**What the task requires:**
Take every line from the material that has the word "screenshot" in it.
::: Input data :::
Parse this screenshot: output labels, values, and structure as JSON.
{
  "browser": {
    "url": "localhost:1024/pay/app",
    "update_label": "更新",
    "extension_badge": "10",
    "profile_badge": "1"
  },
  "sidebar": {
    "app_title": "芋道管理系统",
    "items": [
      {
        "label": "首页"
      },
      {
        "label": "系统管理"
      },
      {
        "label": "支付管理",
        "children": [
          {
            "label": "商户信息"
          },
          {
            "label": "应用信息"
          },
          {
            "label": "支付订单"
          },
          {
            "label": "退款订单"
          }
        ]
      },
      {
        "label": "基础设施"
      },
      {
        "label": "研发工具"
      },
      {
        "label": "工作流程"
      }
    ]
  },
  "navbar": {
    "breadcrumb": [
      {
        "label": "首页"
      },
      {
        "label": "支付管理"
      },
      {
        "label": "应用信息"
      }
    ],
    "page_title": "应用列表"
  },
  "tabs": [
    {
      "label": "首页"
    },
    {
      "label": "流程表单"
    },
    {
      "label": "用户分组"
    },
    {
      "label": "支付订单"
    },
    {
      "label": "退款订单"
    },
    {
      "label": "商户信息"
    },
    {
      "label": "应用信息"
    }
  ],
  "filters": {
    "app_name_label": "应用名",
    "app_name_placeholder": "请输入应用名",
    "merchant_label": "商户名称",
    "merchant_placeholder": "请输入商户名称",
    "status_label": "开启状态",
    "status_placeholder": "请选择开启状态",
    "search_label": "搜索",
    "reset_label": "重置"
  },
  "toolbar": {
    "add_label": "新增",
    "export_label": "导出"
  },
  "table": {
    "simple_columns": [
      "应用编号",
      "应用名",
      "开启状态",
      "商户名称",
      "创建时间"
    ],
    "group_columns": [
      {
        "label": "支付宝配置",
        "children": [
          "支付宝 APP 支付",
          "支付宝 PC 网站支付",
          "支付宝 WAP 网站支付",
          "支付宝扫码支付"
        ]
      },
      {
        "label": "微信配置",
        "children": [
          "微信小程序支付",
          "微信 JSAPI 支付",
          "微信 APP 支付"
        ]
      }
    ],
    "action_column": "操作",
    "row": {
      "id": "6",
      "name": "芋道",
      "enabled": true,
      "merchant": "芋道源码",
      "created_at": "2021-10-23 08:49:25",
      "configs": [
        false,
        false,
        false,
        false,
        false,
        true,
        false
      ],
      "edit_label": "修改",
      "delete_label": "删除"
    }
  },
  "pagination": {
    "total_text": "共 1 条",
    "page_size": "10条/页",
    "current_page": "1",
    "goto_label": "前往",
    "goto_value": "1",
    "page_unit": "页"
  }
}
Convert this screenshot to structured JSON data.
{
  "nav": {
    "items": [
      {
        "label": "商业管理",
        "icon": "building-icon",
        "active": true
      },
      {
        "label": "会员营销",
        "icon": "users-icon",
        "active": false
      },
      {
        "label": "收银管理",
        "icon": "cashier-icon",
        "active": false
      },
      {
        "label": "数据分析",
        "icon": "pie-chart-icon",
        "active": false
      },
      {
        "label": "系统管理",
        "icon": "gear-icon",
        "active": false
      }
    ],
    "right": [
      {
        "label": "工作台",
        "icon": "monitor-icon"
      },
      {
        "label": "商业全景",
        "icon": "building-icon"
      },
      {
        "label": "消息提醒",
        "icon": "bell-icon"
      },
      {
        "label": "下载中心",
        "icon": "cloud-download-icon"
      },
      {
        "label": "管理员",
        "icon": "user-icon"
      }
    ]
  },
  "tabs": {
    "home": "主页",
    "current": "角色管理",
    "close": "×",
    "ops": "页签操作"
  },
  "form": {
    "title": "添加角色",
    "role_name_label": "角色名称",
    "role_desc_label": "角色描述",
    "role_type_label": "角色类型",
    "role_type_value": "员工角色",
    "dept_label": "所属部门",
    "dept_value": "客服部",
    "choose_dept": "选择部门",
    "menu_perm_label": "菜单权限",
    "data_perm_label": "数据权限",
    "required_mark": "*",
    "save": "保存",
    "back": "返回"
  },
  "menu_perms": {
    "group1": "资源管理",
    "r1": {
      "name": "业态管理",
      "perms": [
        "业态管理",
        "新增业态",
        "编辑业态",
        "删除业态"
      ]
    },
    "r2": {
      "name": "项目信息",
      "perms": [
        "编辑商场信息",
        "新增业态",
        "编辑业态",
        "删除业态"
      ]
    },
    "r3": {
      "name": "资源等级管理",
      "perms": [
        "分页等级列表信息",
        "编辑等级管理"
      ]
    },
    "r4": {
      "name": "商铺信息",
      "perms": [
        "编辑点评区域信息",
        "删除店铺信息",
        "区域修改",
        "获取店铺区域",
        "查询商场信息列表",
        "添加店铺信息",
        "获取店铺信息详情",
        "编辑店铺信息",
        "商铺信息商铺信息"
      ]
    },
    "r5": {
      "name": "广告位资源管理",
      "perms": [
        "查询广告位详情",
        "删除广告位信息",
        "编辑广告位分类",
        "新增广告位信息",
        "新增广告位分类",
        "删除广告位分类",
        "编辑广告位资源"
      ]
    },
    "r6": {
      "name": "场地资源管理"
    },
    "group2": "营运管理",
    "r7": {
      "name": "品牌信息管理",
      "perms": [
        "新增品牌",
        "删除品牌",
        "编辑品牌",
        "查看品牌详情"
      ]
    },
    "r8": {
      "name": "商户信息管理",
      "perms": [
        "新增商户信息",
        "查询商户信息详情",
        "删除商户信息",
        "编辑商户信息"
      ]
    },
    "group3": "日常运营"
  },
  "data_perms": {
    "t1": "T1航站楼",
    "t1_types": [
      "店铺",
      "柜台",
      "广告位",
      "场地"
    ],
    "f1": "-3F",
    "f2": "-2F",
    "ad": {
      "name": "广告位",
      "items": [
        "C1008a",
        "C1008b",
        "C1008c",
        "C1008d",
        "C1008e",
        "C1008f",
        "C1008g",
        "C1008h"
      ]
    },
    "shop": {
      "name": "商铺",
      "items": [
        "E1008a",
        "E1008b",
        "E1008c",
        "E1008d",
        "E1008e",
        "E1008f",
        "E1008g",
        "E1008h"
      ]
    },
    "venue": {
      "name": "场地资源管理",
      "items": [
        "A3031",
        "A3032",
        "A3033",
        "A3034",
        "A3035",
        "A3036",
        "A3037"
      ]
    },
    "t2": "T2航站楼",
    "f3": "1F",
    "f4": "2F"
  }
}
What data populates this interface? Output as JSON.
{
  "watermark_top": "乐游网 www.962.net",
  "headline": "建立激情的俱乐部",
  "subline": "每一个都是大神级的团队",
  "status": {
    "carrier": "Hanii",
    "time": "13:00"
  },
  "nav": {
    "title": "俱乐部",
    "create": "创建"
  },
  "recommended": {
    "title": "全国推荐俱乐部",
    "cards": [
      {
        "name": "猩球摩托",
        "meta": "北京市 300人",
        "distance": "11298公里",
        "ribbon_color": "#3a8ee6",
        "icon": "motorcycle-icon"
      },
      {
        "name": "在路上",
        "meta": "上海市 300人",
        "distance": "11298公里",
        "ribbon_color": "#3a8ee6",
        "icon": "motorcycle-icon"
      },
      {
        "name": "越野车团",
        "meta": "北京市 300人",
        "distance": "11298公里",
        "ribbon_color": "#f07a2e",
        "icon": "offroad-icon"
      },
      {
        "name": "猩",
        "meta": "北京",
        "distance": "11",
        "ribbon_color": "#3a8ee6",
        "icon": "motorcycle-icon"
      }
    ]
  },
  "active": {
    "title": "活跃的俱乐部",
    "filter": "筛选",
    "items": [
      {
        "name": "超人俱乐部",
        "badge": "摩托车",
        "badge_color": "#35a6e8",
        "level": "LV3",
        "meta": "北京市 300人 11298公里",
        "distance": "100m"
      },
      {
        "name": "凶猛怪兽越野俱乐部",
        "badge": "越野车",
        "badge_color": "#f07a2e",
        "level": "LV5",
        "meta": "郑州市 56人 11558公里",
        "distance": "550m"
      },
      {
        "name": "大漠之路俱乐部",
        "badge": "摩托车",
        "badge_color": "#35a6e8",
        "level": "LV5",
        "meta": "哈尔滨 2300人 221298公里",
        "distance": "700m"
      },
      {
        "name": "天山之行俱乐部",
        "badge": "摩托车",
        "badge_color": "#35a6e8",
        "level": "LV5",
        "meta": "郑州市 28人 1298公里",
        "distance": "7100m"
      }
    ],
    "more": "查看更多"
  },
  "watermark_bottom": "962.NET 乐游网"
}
:::
**The output:**
Parse this screenshot: output labels, values, and structure as JSON.
Convert this screenshot to structured JSON data.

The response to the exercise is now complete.